## Start

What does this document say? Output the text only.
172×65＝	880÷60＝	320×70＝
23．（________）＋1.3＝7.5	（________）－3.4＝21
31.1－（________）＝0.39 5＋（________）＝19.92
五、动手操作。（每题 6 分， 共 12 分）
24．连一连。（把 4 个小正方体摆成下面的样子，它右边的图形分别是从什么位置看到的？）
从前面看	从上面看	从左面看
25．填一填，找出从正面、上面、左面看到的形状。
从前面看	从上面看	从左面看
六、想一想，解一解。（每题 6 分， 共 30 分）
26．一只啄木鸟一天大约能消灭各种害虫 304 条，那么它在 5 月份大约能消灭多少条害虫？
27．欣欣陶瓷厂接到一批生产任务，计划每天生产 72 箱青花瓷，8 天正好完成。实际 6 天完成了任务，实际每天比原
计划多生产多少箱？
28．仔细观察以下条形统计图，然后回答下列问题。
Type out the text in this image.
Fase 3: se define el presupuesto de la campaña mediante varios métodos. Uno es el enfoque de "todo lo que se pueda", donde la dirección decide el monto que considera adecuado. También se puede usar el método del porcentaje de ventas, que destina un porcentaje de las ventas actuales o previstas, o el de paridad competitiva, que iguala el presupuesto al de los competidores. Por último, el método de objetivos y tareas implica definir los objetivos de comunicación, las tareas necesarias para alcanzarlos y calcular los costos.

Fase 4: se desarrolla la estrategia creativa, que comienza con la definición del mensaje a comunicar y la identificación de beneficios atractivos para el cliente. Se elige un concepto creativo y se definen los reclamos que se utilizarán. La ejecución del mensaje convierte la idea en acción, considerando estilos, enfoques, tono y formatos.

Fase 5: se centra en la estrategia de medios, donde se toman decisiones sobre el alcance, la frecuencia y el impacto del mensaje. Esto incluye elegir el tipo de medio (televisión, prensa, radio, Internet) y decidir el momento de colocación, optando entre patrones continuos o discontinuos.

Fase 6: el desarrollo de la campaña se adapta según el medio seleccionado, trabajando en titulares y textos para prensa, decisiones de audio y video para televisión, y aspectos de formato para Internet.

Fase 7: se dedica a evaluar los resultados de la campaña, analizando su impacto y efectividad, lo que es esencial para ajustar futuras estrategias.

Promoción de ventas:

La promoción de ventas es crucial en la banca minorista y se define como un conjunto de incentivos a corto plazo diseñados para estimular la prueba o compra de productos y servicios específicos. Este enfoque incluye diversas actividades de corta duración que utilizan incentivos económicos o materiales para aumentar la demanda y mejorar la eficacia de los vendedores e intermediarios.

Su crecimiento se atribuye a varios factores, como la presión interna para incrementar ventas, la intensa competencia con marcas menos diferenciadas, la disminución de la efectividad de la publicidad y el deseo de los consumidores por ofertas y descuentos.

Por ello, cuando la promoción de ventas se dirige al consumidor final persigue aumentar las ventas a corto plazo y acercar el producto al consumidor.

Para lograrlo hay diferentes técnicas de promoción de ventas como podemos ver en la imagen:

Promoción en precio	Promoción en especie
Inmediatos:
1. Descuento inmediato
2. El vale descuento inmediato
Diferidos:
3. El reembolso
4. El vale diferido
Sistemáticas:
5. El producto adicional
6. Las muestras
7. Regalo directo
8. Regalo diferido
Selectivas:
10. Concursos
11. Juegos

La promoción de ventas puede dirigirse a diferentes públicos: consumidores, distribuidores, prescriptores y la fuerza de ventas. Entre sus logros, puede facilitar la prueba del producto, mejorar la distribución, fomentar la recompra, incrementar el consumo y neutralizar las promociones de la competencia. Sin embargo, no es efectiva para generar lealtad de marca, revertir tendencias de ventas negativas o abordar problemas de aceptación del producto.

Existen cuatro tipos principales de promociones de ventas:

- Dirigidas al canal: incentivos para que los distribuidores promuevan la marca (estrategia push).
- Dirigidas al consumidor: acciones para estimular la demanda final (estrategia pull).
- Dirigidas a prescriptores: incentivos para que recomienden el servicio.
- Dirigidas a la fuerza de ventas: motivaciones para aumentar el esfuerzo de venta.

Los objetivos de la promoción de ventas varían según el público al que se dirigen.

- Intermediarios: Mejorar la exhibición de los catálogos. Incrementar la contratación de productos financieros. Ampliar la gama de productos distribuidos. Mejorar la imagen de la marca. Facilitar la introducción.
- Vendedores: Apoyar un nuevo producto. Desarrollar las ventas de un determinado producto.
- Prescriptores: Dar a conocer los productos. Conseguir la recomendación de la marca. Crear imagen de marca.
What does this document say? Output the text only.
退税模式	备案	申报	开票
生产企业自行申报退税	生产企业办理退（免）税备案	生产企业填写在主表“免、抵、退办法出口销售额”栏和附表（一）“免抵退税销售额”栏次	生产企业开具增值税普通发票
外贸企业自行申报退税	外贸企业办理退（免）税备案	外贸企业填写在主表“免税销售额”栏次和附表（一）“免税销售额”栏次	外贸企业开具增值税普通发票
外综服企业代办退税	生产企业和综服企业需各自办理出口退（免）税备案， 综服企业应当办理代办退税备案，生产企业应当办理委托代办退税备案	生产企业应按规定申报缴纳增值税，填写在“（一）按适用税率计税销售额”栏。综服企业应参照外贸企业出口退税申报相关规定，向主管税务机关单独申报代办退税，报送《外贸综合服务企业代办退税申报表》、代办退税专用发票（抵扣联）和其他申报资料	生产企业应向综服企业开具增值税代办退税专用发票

## End

- _AIM OF THE EXERCISE_: Every entry in the listing must be retyped exactly.

- _SOLUTION TO THE PROBLEM_:
What does this document say? Output the text only.
172×65＝	880÷60＝	320×70＝
23．（________）＋1.3＝7.5	（________）－3.4＝21
31.1－（________）＝0.39 5＋（________）＝19.92
五、动手操作。（每题 6 分， 共 12 分）
24．连一连。（把 4 个小正方体摆成下面的样子，它右边的图形分别是从什么位置看到的？）
从前面看	从上面看	从左面看
25．填一填，找出从正面、上面、左面看到的形状。
从前面看	从上面看	从左面看
六、想一想，解一解。（每题 6 分， 共 30 分）
26．一只啄木鸟一天大约能消灭各种害虫 304 条，那么它在 5 月份大约能消灭多少条害虫？
27．欣欣陶瓷厂接到一批生产任务，计划每天生产 72 箱青花瓷，8 天正好完成。实际 6 天完成了任务，实际每天比原
计划多生产多少箱？
28．仔细观察以下条形统计图，然后回答下列问题。
Type out the text in this image.
Fase 3: se define el presupuesto de la campaña mediante varios métodos. Uno es el enfoque de "todo lo que se pueda", donde la dirección decide el monto que considera adecuado. También se puede usar el método del porcentaje de ventas, que destina un porcentaje de las ventas actuales o previstas, o el de paridad competitiva, que iguala el presupuesto al de los competidores. Por último, el método de objetivos y tareas implica definir los objetivos de comunicación, las tareas necesarias para alcanzarlos y calcular los costos.

Fase 4: se desarrolla la estrategia creativa, que comienza con la definición del mensaje a comunicar y la identificación de beneficios atractivos para el cliente. Se elige un concepto creativo y se definen los reclamos que se utilizarán. La ejecución del mensaje convierte la idea en acción, considerando estilos, enfoques, tono y formatos.

Fase 5: se centra en la estrategia de medios, donde se toman decisiones sobre el alcance, la frecuencia y el impacto del mensaje. Esto incluye elegir el tipo de medio (televisión, prensa, radio, Internet) y decidir el momento de colocación, optando entre patrones continuos o discontinuos.

Fase 6: el desarrollo de la campaña se adapta según el medio seleccionado, trabajando en titulares y textos para prensa, decisiones de audio y video para televisión, y aspectos de formato para Internet.

Fase 7: se dedica a evaluar los resultados de la campaña, analizando su impacto y efectividad, lo que es esencial para ajustar futuras estrategias.

Promoción de ventas:

La promoción de ventas es crucial en la banca minorista y se define como un conjunto de incentivos a corto plazo diseñados para estimular la prueba o compra de productos y servicios específicos. Este enfoque incluye diversas actividades de corta duración que utilizan incentivos económicos o materiales para aumentar la demanda y mejorar la eficacia de los vendedores e intermediarios.

Su crecimiento se atribuye a varios factores, como la presión interna para incrementar ventas, la intensa competencia con marcas menos diferenciadas, la disminución de la efectividad de la publicidad y el deseo de los consumidores por ofertas y descuentos.

Por ello, cuando la promoción de ventas se dirige al consumidor final persigue aumentar las ventas a corto plazo y acercar el producto al consumidor.

Para lograrlo hay diferentes técnicas de promoción de ventas como podemos ver en la imagen:

Promoción en precio	Promoción en especie
Inmediatos:
1. Descuento inmediato
2. El vale descuento inmediato
Diferidos:
3. El reembolso
4. El vale diferido
Sistemáticas:
5. El producto adicional
6. Las muestras
7. Regalo directo
8. Regalo diferido
Selectivas:
10. Concursos
11. Juegos

La promoción de ventas puede dirigirse a diferentes públicos: consumidores, distribuidores, prescriptores y la fuerza de ventas. Entre sus logros, puede facilitar la prueba del producto, mejorar la distribución, fomentar la recompra, incrementar el consumo y neutralizar las promociones de la competencia. Sin embargo, no es efectiva para generar lealtad de marca, revertir tendencias de ventas negativas o abordar problemas de aceptación del producto.

Existen cuatro tipos principales de promociones de ventas:

- Dirigidas al canal: incentivos para que los distribuidores promuevan la marca (estrategia push).
- Dirigidas al consumidor: acciones para estimular la demanda final (estrategia pull).
- Dirigidas a prescriptores: incentivos para que recomienden el servicio.
- Dirigidas a la fuerza de ventas: motivaciones para aumentar el esfuerzo de venta.

Los objetivos de la promoción de ventas varían según el público al que se dirigen.

- Intermediarios: Mejorar la exhibición de los catálogos. Incrementar la contratación de productos financieros. Ampliar la gama de productos distribuidos. Mejorar la imagen de la marca. Facilitar la introducción.
- Vendedores: Apoyar un nuevo producto. Desarrollar las ventas de un determinado producto.
- Prescriptores: Dar a conocer los productos. Conseguir la recomendación de la marca. Crear imagen de marca.
What does this document say? Output the text only.
退税模式	备案	申报	开票
生产企业自行申报退税	生产企业办理退（免）税备案	生产企业填写在主表“免、抵、退办法出口销售额”栏和附表（一）“免抵退税销售额”栏次	生产企业开具增值税普通发票
外贸企业自行申报退税	外贸企业办理退（免）税备案	外贸企业填写在主表“免税销售额”栏次和附表（一）“免税销售额”栏次	外贸企业开具增值税普通发票
外综服企业代办退税	生产企业和综服企业需各自办理出口退（免）税备案， 综服企业应当办理代办退税备案，生产企业应当办理委托代办退税备案	生产企业应按规定申报缴纳增值税，填写在“（一）按适用税率计税销售额”栏。综服企业应参照外贸企业出口退税申报相关规定，向主管税务机关单独申报代办退税，报送《外贸综合服务企业代办退税申报表》、代办退税专用发票（抵扣联）和其他申报资料	生产企业应向综服企业开具增值税代办退税专用发票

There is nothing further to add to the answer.